start DATA SHOWN

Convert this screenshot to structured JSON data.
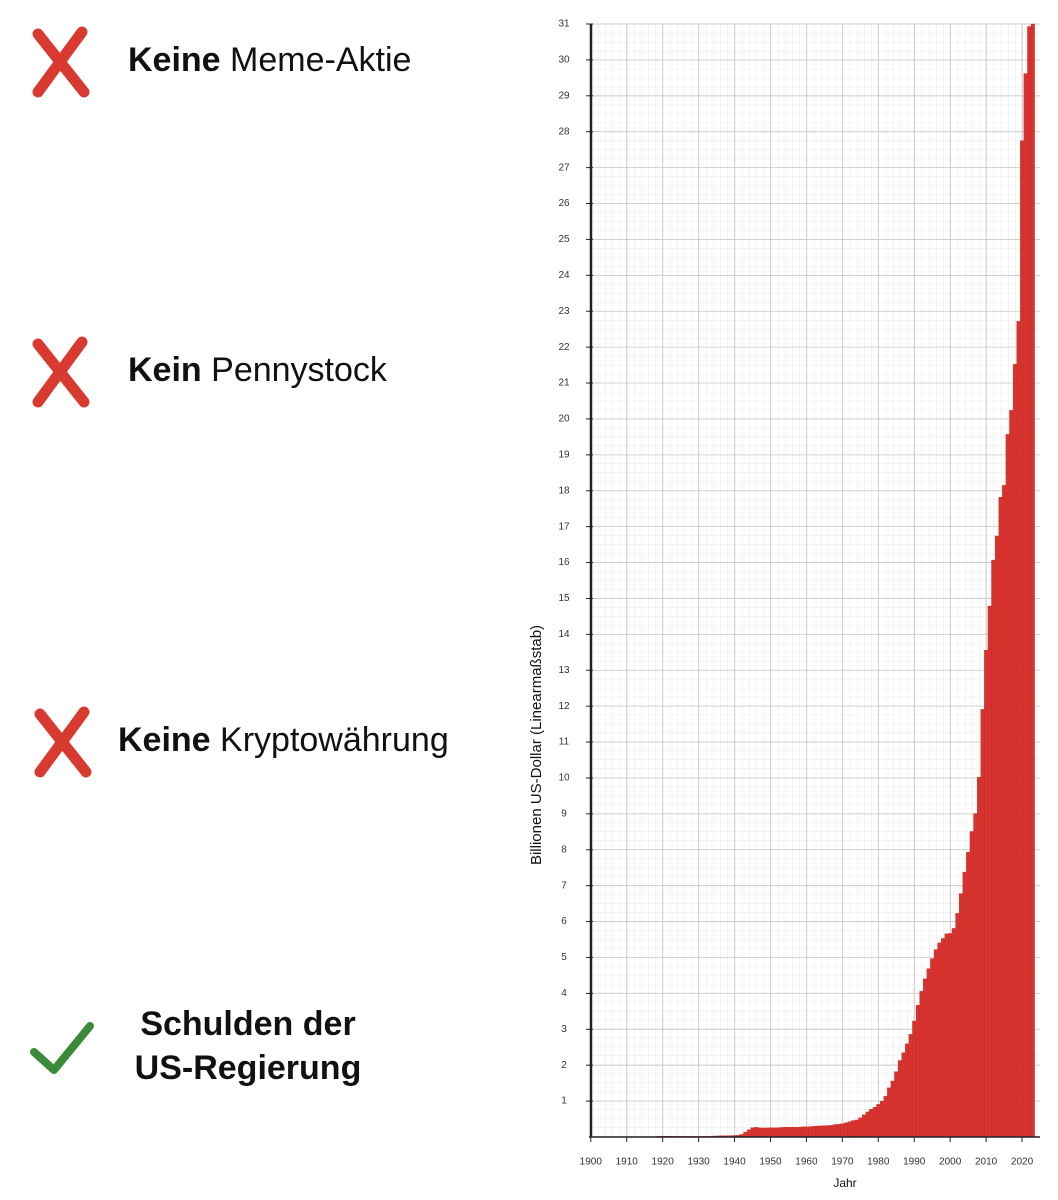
{
  "items": [
    {
      "mark": "cross",
      "bold": "Keine",
      "text": "Meme-Aktie"
    },
    {
      "mark": "cross",
      "bold": "Kein",
      "text": "Pennystock"
    },
    {
      "mark": "cross",
      "bold": "Keine",
      "text": "Kryptowährung"
    },
    {
      "mark": "check",
      "lines": [
        "Schulden der",
        "US-Regierung"
      ]
    }
  ],
  "chart_data": {
    "type": "bar",
    "y_label": "Billionen US-Dollar (Linearmaßstab)",
    "x_label": "Jahr",
    "x": [
      1900,
      1901,
      1902,
      1903,
      1904,
      1905,
      1906,
      1907,
      1908,
      1909,
      1910,
      1911,
      1912,
      1913,
      1914,
      1915,
      1916,
      1917,
      1918,
      1919,
      1920,
      1921,
      1922,
      1923,
      1924,
      1925,
      1926,
      1927,
      1928,
      1929,
      1930,
      1931,
      1932,
      1933,
      1934,
      1935,
      1936,
      1937,
      1938,
      1939,
      1940,
      1941,
      1942,
      1943,
      1944,
      1945,
      1946,
      1947,
      1948,
      1949,
      1950,
      1951,
      1952,
      1953,
      1954,
      1955,
      1956,
      1957,
      1958,
      1959,
      1960,
      1961,
      1962,
      1963,
      1964,
      1965,
      1966,
      1967,
      1968,
      1969,
      1970,
      1971,
      1972,
      1973,
      1974,
      1975,
      1976,
      1977,
      1978,
      1979,
      1980,
      1981,
      1982,
      1983,
      1984,
      1985,
      1986,
      1987,
      1988,
      1989,
      1990,
      1991,
      1992,
      1993,
      1994,
      1995,
      1996,
      1997,
      1998,
      1999,
      2000,
      2001,
      2002,
      2003,
      2004,
      2005,
      2006,
      2007,
      2008,
      2009,
      2010,
      2011,
      2012,
      2013,
      2014,
      2015,
      2016,
      2017,
      2018,
      2019,
      2020,
      2021,
      2022,
      2023
    ],
    "values": [
      0.001,
      0.001,
      0.001,
      0.001,
      0.001,
      0.001,
      0.001,
      0.001,
      0.001,
      0.001,
      0.001,
      0.001,
      0.001,
      0.001,
      0.001,
      0.001,
      0.001,
      0.006,
      0.012,
      0.025,
      0.024,
      0.024,
      0.023,
      0.022,
      0.021,
      0.02,
      0.019,
      0.018,
      0.018,
      0.017,
      0.016,
      0.017,
      0.019,
      0.022,
      0.027,
      0.029,
      0.034,
      0.036,
      0.037,
      0.04,
      0.043,
      0.049,
      0.072,
      0.137,
      0.201,
      0.259,
      0.269,
      0.258,
      0.252,
      0.253,
      0.257,
      0.255,
      0.259,
      0.266,
      0.271,
      0.274,
      0.273,
      0.271,
      0.276,
      0.285,
      0.286,
      0.289,
      0.298,
      0.306,
      0.312,
      0.317,
      0.32,
      0.326,
      0.348,
      0.354,
      0.371,
      0.398,
      0.427,
      0.458,
      0.475,
      0.533,
      0.62,
      0.699,
      0.772,
      0.827,
      0.908,
      0.998,
      1.14,
      1.37,
      1.56,
      1.82,
      2.13,
      2.35,
      2.6,
      2.86,
      3.23,
      3.67,
      4.06,
      4.41,
      4.69,
      4.97,
      5.22,
      5.41,
      5.53,
      5.66,
      5.67,
      5.81,
      6.23,
      6.78,
      7.38,
      7.93,
      8.51,
      9.01,
      10.02,
      11.91,
      13.56,
      14.79,
      16.07,
      16.74,
      17.82,
      18.15,
      19.57,
      20.24,
      21.52,
      22.72,
      27.75,
      29.62,
      30.93,
      31.0
    ],
    "color": "#d8332e",
    "xlim": [
      1899.5,
      2025
    ],
    "xticks": [
      1900,
      1910,
      1920,
      1930,
      1940,
      1950,
      1960,
      1970,
      1980,
      1990,
      2000,
      2010,
      2020
    ],
    "ylim": [
      0,
      31
    ],
    "yticks": [
      1,
      2,
      3,
      4,
      5,
      6,
      7,
      8,
      9,
      10,
      11,
      12,
      13,
      14,
      15,
      16,
      17,
      18,
      19,
      20,
      21,
      22,
      23,
      24,
      25,
      26,
      27,
      28,
      29,
      30,
      31
    ],
    "grid": true
  }
}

end DATA SHOWN

THE PROBLEM: Repeat every record precisely. Any picture among them stays out of the copy.

WRITTEN ANSWER:
Convert this screenshot to structured JSON data.
{
  "items": [
    {
      "mark": "cross",
      "bold": "Keine",
      "text": "Meme-Aktie"
    },
    {
      "mark": "cross",
      "bold": "Kein",
      "text": "Pennystock"
    },
    {
      "mark": "cross",
      "bold": "Keine",
      "text": "Kryptowährung"
    },
    {
      "mark": "check",
      "lines": [
        "Schulden der",
        "US-Regierung"
      ]
    }
  ],
  "chart_data": {
    "type": "bar",
    "y_label": "Billionen US-Dollar (Linearmaßstab)",
    "x_label": "Jahr",
    "x": [
      1900,
      1901,
      1902,
      1903,
      1904,
      1905,
      1906,
      1907,
      1908,
      1909,
      1910,
      1911,
      1912,
      1913,
      1914,
      1915,
      1916,
      1917,
      1918,
      1919,
      1920,
      1921,
      1922,
      1923,
      1924,
      1925,
      1926,
      1927,
      1928,
      1929,
      1930,
      1931,
      1932,
      1933,
      1934,
      1935,
      1936,
      1937,
      1938,
      1939,
      1940,
      1941,
      1942,
      1943,
      1944,
      1945,
      1946,
      1947,
      1948,
      1949,
      1950,
      1951,
      1952,
      1953,
      1954,
      1955,
      1956,
      1957,
      1958,
      1959,
      1960,
      1961,
      1962,
      1963,
      1964,
      1965,
      1966,
      1967,
      1968,
      1969,
      1970,
      1971,
      1972,
      1973,
      1974,
      1975,
      1976,
      1977,
      1978,
      1979,
      1980,
      1981,
      1982,
      1983,
      1984,
      1985,
      1986,
      1987,
      1988,
      1989,
      1990,
      1991,
      1992,
      1993,
      1994,
      1995,
      1996,
      1997,
      1998,
      1999,
      2000,
      2001,
      2002,
      2003,
      2004,
      2005,
      2006,
      2007,
      2008,
      2009,
      2010,
      2011,
      2012,
      2013,
      2014,
      2015,
      2016,
      2017,
      2018,
      2019,
      2020,
      2021,
      2022,
      2023
    ],
    "values": [
      0.001,
      0.001,
      0.001,
      0.001,
      0.001,
      0.001,
      0.001,
      0.001,
      0.001,
      0.001,
      0.001,
      0.001,
      0.001,
      0.001,
      0.001,
      0.001,
      0.001,
      0.006,
      0.012,
      0.025,
      0.024,
      0.024,
      0.023,
      0.022,
      0.021,
      0.02,
      0.019,
      0.018,
      0.018,
      0.017,
      0.016,
      0.017,
      0.019,
      0.022,
      0.027,
      0.029,
      0.034,
      0.036,
      0.037,
      0.04,
      0.043,
      0.049,
      0.072,
      0.137,
      0.201,
      0.259,
      0.269,
      0.258,
      0.252,
      0.253,
      0.257,
      0.255,
      0.259,
      0.266,
      0.271,
      0.274,
      0.273,
      0.271,
      0.276,
      0.285,
      0.286,
      0.289,
      0.298,
      0.306,
      0.312,
      0.317,
      0.32,
      0.326,
      0.348,
      0.354,
      0.371,
      0.398,
      0.427,
      0.458,
      0.475,
      0.533,
      0.62,
      0.699,
      0.772,
      0.827,
      0.908,
      0.998,
      1.14,
      1.37,
      1.56,
      1.82,
      2.13,
      2.35,
      2.6,
      2.86,
      3.23,
      3.67,
      4.06,
      4.41,
      4.69,
      4.97,
      5.22,
      5.41,
      5.53,
      5.66,
      5.67,
      5.81,
      6.23,
      6.78,
      7.38,
      7.93,
      8.51,
      9.01,
      10.02,
      11.91,
      13.56,
      14.79,
      16.07,
      16.74,
      17.82,
      18.15,
      19.57,
      20.24,
      21.52,
      22.72,
      27.75,
      29.62,
      30.93,
      31.0
    ],
    "color": "#d8332e",
    "xlim": [
      1899.5,
      2025
    ],
    "xticks": [
      1900,
      1910,
      1920,
      1930,
      1940,
      1950,
      1960,
      1970,
      1980,
      1990,
      2000,
      2010,
      2020
    ],
    "ylim": [
      0,
      31
    ],
    "yticks": [
      1,
      2,
      3,
      4,
      5,
      6,
      7,
      8,
      9,
      10,
      11,
      12,
      13,
      14,
      15,
      16,
      17,
      18,
      19,
      20,
      21,
      22,
      23,
      24,
      25,
      26,
      27,
      28,
      29,
      30,
      31
    ],
    "grid": true
  }
}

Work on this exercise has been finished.